Records for this task —
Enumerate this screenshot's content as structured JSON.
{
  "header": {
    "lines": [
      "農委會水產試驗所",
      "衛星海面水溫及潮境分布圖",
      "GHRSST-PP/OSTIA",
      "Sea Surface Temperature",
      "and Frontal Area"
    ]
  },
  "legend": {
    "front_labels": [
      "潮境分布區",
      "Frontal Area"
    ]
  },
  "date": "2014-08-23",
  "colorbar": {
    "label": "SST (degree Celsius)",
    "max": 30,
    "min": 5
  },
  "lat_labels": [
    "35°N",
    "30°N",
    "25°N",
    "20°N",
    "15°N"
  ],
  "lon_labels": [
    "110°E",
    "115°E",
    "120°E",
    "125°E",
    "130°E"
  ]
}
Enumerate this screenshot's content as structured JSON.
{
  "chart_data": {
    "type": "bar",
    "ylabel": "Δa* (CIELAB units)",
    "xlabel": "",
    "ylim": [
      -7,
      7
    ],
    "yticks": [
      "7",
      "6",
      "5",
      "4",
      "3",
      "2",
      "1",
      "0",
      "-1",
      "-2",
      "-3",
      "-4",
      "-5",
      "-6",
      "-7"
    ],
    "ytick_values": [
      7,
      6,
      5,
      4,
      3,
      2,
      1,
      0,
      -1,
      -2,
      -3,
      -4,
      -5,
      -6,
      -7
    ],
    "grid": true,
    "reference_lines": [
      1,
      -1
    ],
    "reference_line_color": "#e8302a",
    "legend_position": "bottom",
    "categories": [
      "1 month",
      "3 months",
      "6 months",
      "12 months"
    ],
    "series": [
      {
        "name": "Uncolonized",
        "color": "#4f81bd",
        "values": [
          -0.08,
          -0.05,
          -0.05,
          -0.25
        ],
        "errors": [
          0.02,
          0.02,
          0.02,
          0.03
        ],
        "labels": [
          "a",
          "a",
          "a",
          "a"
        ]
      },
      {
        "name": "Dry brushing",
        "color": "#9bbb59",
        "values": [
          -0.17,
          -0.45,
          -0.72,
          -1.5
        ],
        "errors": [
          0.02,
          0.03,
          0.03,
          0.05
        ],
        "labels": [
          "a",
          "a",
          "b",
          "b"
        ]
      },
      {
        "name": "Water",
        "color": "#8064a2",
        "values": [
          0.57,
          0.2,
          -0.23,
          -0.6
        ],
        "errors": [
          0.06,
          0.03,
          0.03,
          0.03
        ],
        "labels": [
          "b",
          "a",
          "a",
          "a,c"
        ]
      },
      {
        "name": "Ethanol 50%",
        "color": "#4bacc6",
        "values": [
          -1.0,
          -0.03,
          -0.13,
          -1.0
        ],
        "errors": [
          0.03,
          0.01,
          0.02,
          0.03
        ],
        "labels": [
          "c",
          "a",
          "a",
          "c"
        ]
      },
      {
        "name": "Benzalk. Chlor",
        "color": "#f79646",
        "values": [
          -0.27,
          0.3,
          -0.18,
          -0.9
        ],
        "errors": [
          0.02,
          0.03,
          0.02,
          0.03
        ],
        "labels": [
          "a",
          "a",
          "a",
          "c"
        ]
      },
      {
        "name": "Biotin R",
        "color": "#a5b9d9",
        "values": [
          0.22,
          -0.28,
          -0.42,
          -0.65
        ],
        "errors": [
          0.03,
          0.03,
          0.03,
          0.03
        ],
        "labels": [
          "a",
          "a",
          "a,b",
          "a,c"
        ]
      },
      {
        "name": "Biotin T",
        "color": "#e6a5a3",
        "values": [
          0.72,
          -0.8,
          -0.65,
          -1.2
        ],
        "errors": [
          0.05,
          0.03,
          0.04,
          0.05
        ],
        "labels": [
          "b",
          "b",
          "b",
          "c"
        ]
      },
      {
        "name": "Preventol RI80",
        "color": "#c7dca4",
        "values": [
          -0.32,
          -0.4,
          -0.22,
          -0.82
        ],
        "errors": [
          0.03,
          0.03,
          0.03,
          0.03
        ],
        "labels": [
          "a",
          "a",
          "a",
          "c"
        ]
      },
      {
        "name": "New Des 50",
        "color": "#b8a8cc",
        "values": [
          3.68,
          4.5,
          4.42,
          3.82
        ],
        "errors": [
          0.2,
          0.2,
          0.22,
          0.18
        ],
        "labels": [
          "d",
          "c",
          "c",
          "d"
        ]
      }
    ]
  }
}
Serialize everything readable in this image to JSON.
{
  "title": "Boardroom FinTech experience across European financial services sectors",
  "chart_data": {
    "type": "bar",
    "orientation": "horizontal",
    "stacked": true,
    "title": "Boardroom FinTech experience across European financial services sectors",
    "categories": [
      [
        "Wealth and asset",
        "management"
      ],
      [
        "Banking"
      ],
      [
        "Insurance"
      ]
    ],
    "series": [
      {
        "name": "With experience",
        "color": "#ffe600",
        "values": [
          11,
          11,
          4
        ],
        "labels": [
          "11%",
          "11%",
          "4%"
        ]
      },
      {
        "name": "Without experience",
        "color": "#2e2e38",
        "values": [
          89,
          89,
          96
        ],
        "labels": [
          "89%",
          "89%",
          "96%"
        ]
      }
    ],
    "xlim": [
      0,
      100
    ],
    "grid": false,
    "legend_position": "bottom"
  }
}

What you should do —
Copy all of the material word for word.

Correct response —
Enumerate this screenshot's content as structured JSON.
{
  "header": {
    "lines": [
      "農委會水產試驗所",
      "衛星海面水溫及潮境分布圖",
      "GHRSST-PP/OSTIA",
      "Sea Surface Temperature",
      "and Frontal Area"
    ]
  },
  "legend": {
    "front_labels": [
      "潮境分布區",
      "Frontal Area"
    ]
  },
  "date": "2014-08-23",
  "colorbar": {
    "label": "SST (degree Celsius)",
    "max": 30,
    "min": 5
  },
  "lat_labels": [
    "35°N",
    "30°N",
    "25°N",
    "20°N",
    "15°N"
  ],
  "lon_labels": [
    "110°E",
    "115°E",
    "120°E",
    "125°E",
    "130°E"
  ]
}
Enumerate this screenshot's content as structured JSON.
{
  "chart_data": {
    "type": "bar",
    "ylabel": "Δa* (CIELAB units)",
    "xlabel": "",
    "ylim": [
      -7,
      7
    ],
    "yticks": [
      "7",
      "6",
      "5",
      "4",
      "3",
      "2",
      "1",
      "0",
      "-1",
      "-2",
      "-3",
      "-4",
      "-5",
      "-6",
      "-7"
    ],
    "ytick_values": [
      7,
      6,
      5,
      4,
      3,
      2,
      1,
      0,
      -1,
      -2,
      -3,
      -4,
      -5,
      -6,
      -7
    ],
    "grid": true,
    "reference_lines": [
      1,
      -1
    ],
    "reference_line_color": "#e8302a",
    "legend_position": "bottom",
    "categories": [
      "1 month",
      "3 months",
      "6 months",
      "12 months"
    ],
    "series": [
      {
        "name": "Uncolonized",
        "color": "#4f81bd",
        "values": [
          -0.08,
          -0.05,
          -0.05,
          -0.25
        ],
        "errors": [
          0.02,
          0.02,
          0.02,
          0.03
        ],
        "labels": [
          "a",
          "a",
          "a",
          "a"
        ]
      },
      {
        "name": "Dry brushing",
        "color": "#9bbb59",
        "values": [
          -0.17,
          -0.45,
          -0.72,
          -1.5
        ],
        "errors": [
          0.02,
          0.03,
          0.03,
          0.05
        ],
        "labels": [
          "a",
          "a",
          "b",
          "b"
        ]
      },
      {
        "name": "Water",
        "color": "#8064a2",
        "values": [
          0.57,
          0.2,
          -0.23,
          -0.6
        ],
        "errors": [
          0.06,
          0.03,
          0.03,
          0.03
        ],
        "labels": [
          "b",
          "a",
          "a",
          "a,c"
        ]
      },
      {
        "name": "Ethanol 50%",
        "color": "#4bacc6",
        "values": [
          -1.0,
          -0.03,
          -0.13,
          -1.0
        ],
        "errors": [
          0.03,
          0.01,
          0.02,
          0.03
        ],
        "labels": [
          "c",
          "a",
          "a",
          "c"
        ]
      },
      {
        "name": "Benzalk. Chlor",
        "color": "#f79646",
        "values": [
          -0.27,
          0.3,
          -0.18,
          -0.9
        ],
        "errors": [
          0.02,
          0.03,
          0.02,
          0.03
        ],
        "labels": [
          "a",
          "a",
          "a",
          "c"
        ]
      },
      {
        "name": "Biotin R",
        "color": "#a5b9d9",
        "values": [
          0.22,
          -0.28,
          -0.42,
          -0.65
        ],
        "errors": [
          0.03,
          0.03,
          0.03,
          0.03
        ],
        "labels": [
          "a",
          "a",
          "a,b",
          "a,c"
        ]
      },
      {
        "name": "Biotin T",
        "color": "#e6a5a3",
        "values": [
          0.72,
          -0.8,
          -0.65,
          -1.2
        ],
        "errors": [
          0.05,
          0.03,
          0.04,
          0.05
        ],
        "labels": [
          "b",
          "b",
          "b",
          "c"
        ]
      },
      {
        "name": "Preventol RI80",
        "color": "#c7dca4",
        "values": [
          -0.32,
          -0.4,
          -0.22,
          -0.82
        ],
        "errors": [
          0.03,
          0.03,
          0.03,
          0.03
        ],
        "labels": [
          "a",
          "a",
          "a",
          "c"
        ]
      },
      {
        "name": "New Des 50",
        "color": "#b8a8cc",
        "values": [
          3.68,
          4.5,
          4.42,
          3.82
        ],
        "errors": [
          0.2,
          0.2,
          0.22,
          0.18
        ],
        "labels": [
          "d",
          "c",
          "c",
          "d"
        ]
      }
    ]
  }
}
Serialize everything readable in this image to JSON.
{
  "title": "Boardroom FinTech experience across European financial services sectors",
  "chart_data": {
    "type": "bar",
    "orientation": "horizontal",
    "stacked": true,
    "title": "Boardroom FinTech experience across European financial services sectors",
    "categories": [
      [
        "Wealth and asset",
        "management"
      ],
      [
        "Banking"
      ],
      [
        "Insurance"
      ]
    ],
    "series": [
      {
        "name": "With experience",
        "color": "#ffe600",
        "values": [
          11,
          11,
          4
        ],
        "labels": [
          "11%",
          "11%",
          "4%"
        ]
      },
      {
        "name": "Without experience",
        "color": "#2e2e38",
        "values": [
          89,
          89,
          96
        ],
        "labels": [
          "89%",
          "89%",
          "96%"
        ]
      }
    ],
    "xlim": [
      0,
      100
    ],
    "grid": false,
    "legend_position": "bottom"
  }
}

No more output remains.